◆ Given exercise: Go through the material below and copy all lines with "Browse".

◆ Stored data entries:
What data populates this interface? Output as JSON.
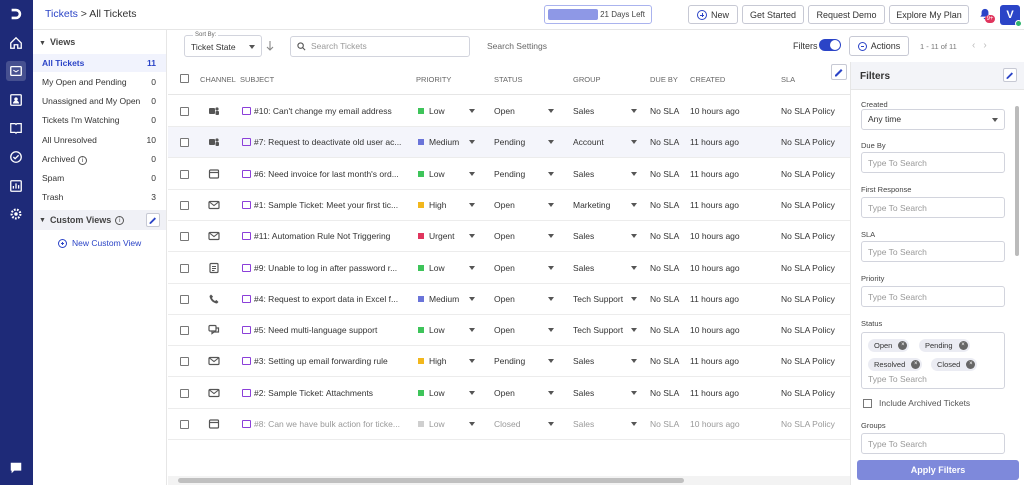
{
  "header": {
    "breadcrumb_link": "Tickets",
    "breadcrumb_sep": " > ",
    "breadcrumb_current": "All Tickets",
    "trial_label": "21 Days Left",
    "new_label": "New",
    "get_started_label": "Get Started",
    "request_demo_label": "Request Demo",
    "explore_plan_label": "Explore My Plan",
    "notification_count": "9+",
    "avatar_initial": "V"
  },
  "views": {
    "title": "Views",
    "items": [
      {
        "label": "All Tickets",
        "count": "11"
      },
      {
        "label": "My Open and Pending",
        "count": "0"
      },
      {
        "label": "Unassigned and My Open",
        "count": "0"
      },
      {
        "label": "Tickets I'm Watching",
        "count": "0"
      },
      {
        "label": "All Unresolved",
        "count": "10"
      },
      {
        "label": "Archived",
        "count": "0"
      },
      {
        "label": "Spam",
        "count": "0"
      },
      {
        "label": "Trash",
        "count": "3"
      }
    ],
    "custom_views_title": "Custom Views",
    "new_custom_view": "New Custom View"
  },
  "toolbar": {
    "sort_by_label": "Sort By:",
    "sort_value": "Ticket State",
    "search_placeholder": "Search Tickets",
    "search_settings": "Search Settings",
    "filters_label": "Filters",
    "actions_label": "Actions",
    "pager": "1 - 11 of 11"
  },
  "table": {
    "columns": [
      "CHANNEL",
      "SUBJECT",
      "PRIORITY",
      "STATUS",
      "GROUP",
      "DUE BY",
      "CREATED",
      "SLA"
    ],
    "rows": [
      {
        "channel": "teams",
        "subject": "#10: Can't change my email address",
        "priority": "Low",
        "status": "Open",
        "group": "Sales",
        "due": "No SLA",
        "created": "10 hours ago",
        "sla": "No SLA Policy"
      },
      {
        "channel": "teams",
        "subject": "#7: Request to deactivate old user ac...",
        "priority": "Medium",
        "status": "Pending",
        "group": "Account",
        "due": "No SLA",
        "created": "11 hours ago",
        "sla": "No SLA Policy"
      },
      {
        "channel": "widget",
        "subject": "#6: Need invoice for last month's ord...",
        "priority": "Low",
        "status": "Pending",
        "group": "Sales",
        "due": "No SLA",
        "created": "11 hours ago",
        "sla": "No SLA Policy"
      },
      {
        "channel": "email",
        "subject": "#1: Sample Ticket: Meet your first tic...",
        "priority": "High",
        "status": "Open",
        "group": "Marketing",
        "due": "No SLA",
        "created": "11 hours ago",
        "sla": "No SLA Policy"
      },
      {
        "channel": "email",
        "subject": "#11: Automation Rule Not Triggering",
        "priority": "Urgent",
        "status": "Open",
        "group": "Sales",
        "due": "No SLA",
        "created": "10 hours ago",
        "sla": "No SLA Policy"
      },
      {
        "channel": "form",
        "subject": "#9: Unable to log in after password r...",
        "priority": "Low",
        "status": "Open",
        "group": "Sales",
        "due": "No SLA",
        "created": "10 hours ago",
        "sla": "No SLA Policy"
      },
      {
        "channel": "phone",
        "subject": "#4: Request to export data in Excel f...",
        "priority": "Medium",
        "status": "Open",
        "group": "Tech Support",
        "due": "No SLA",
        "created": "11 hours ago",
        "sla": "No SLA Policy"
      },
      {
        "channel": "chat",
        "subject": "#5: Need multi-language support",
        "priority": "Low",
        "status": "Open",
        "group": "Tech Support",
        "due": "No SLA",
        "created": "10 hours ago",
        "sla": "No SLA Policy"
      },
      {
        "channel": "email",
        "subject": "#3: Setting up email forwarding rule",
        "priority": "High",
        "status": "Pending",
        "group": "Sales",
        "due": "No SLA",
        "created": "11 hours ago",
        "sla": "No SLA Policy"
      },
      {
        "channel": "email",
        "subject": "#2: Sample Ticket: Attachments",
        "priority": "Low",
        "status": "Open",
        "group": "Sales",
        "due": "No SLA",
        "created": "11 hours ago",
        "sla": "No SLA Policy"
      },
      {
        "channel": "widget",
        "subject": "#8: Can we have bulk action for ticke...",
        "priority": "Low",
        "status": "Closed",
        "group": "Sales",
        "due": "No SLA",
        "created": "10 hours ago",
        "sla": "No SLA Policy"
      }
    ]
  },
  "colors": {
    "Low": "#3ec45a",
    "Medium": "#6a74d9",
    "High": "#f2b71d",
    "Urgent": "#e0355d",
    "primary": "#2b44c7",
    "rail": "#1e2a78"
  },
  "filters": {
    "title": "Filters",
    "created_label": "Created",
    "created_value": "Any time",
    "due_by_label": "Due By",
    "first_response_label": "First Response",
    "sla_label": "SLA",
    "priority_label": "Priority",
    "status_label": "Status",
    "status_chips": [
      "Open",
      "Pending",
      "Resolved",
      "Closed"
    ],
    "include_archived_label": "Include Archived Tickets",
    "groups_label": "Groups",
    "type_to_search": "Type To Search",
    "apply_label": "Apply Filters"
  }
}
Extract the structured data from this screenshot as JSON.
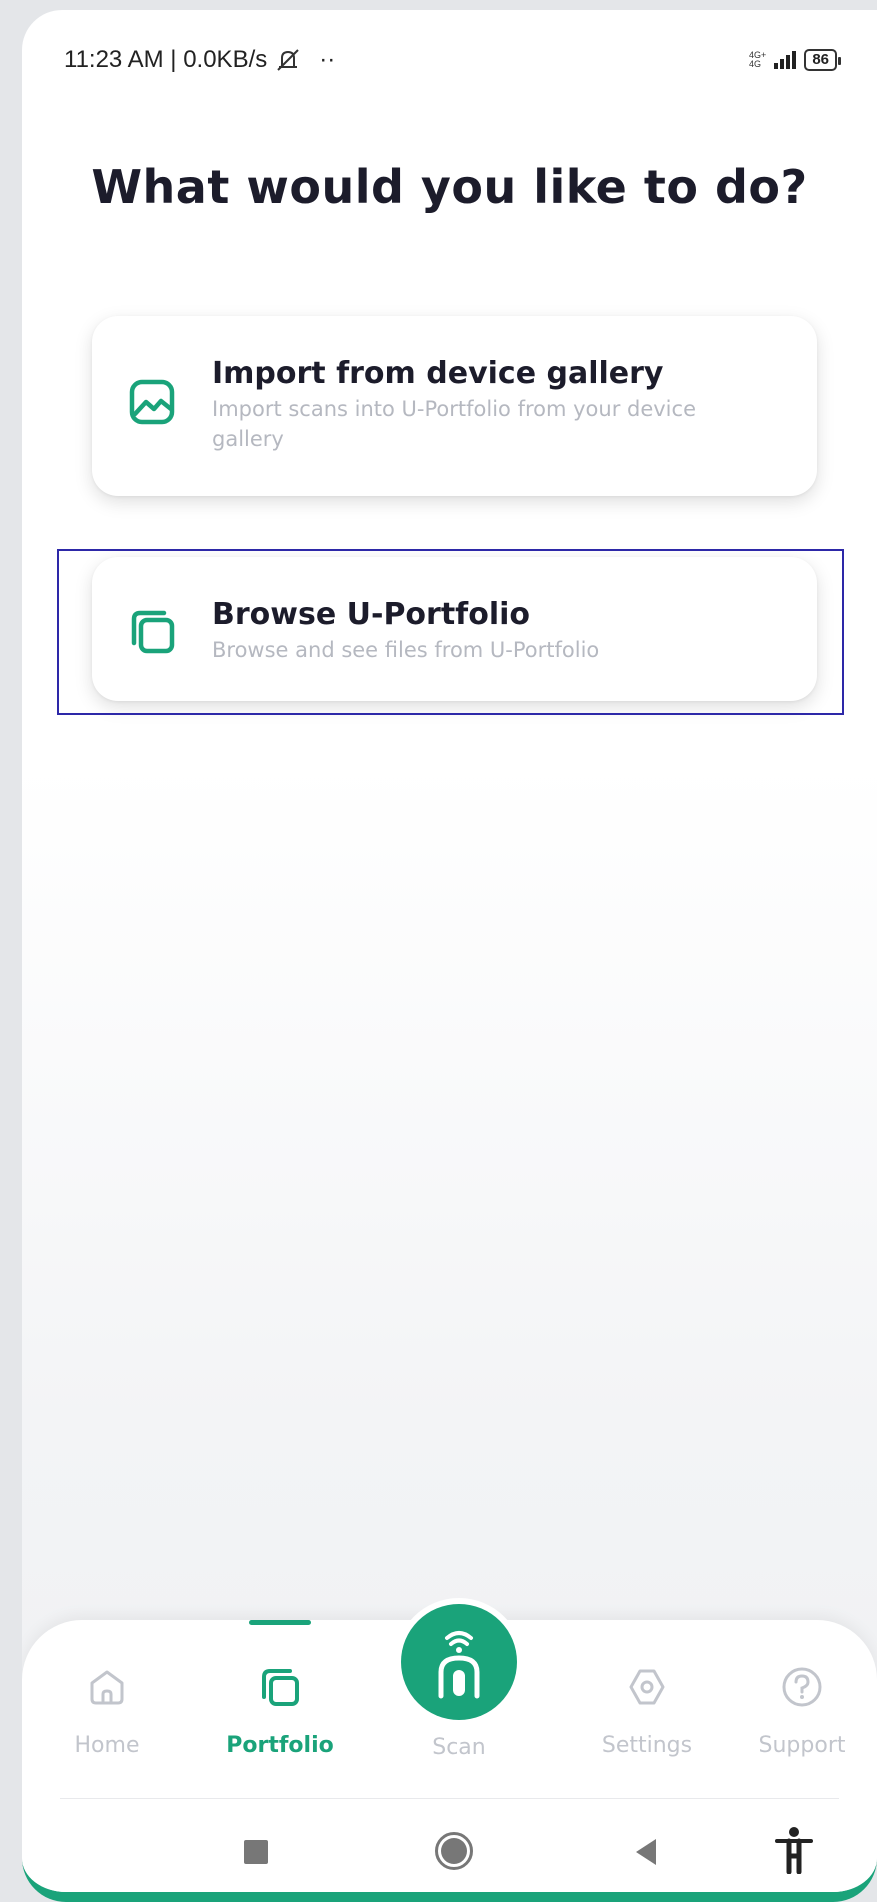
{
  "status_bar": {
    "time_speed": "11:23 AM | 0.0KB/s",
    "dots": "··",
    "network_top": "4G+",
    "network_bottom": "4G",
    "battery": "86"
  },
  "page": {
    "title": "What would you like to do?"
  },
  "options": [
    {
      "title": "Import from device gallery",
      "subtitle": "Import scans into U-Portfolio from your device gallery",
      "icon": "gallery-icon"
    },
    {
      "title": "Browse U-Portfolio",
      "subtitle": "Browse and see files from U-Portfolio",
      "icon": "folders-icon"
    }
  ],
  "bottom_nav": {
    "items": [
      {
        "label": "Home",
        "icon": "home-icon",
        "active": false
      },
      {
        "label": "Portfolio",
        "icon": "portfolio-icon",
        "active": true
      },
      {
        "label": "Scan",
        "icon": "scan-icon",
        "active": false
      },
      {
        "label": "Settings",
        "icon": "settings-icon",
        "active": false
      },
      {
        "label": "Support",
        "icon": "help-icon",
        "active": false
      }
    ]
  },
  "colors": {
    "accent": "#1aa37a",
    "title_text": "#1c1c2b",
    "muted_text": "#b5b8c0",
    "highlight_border": "#2d28a8"
  }
}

◆ Output:
      "title": "Browse U-Portfolio",
      "subtitle": "Browse and see files from U-Portfolio",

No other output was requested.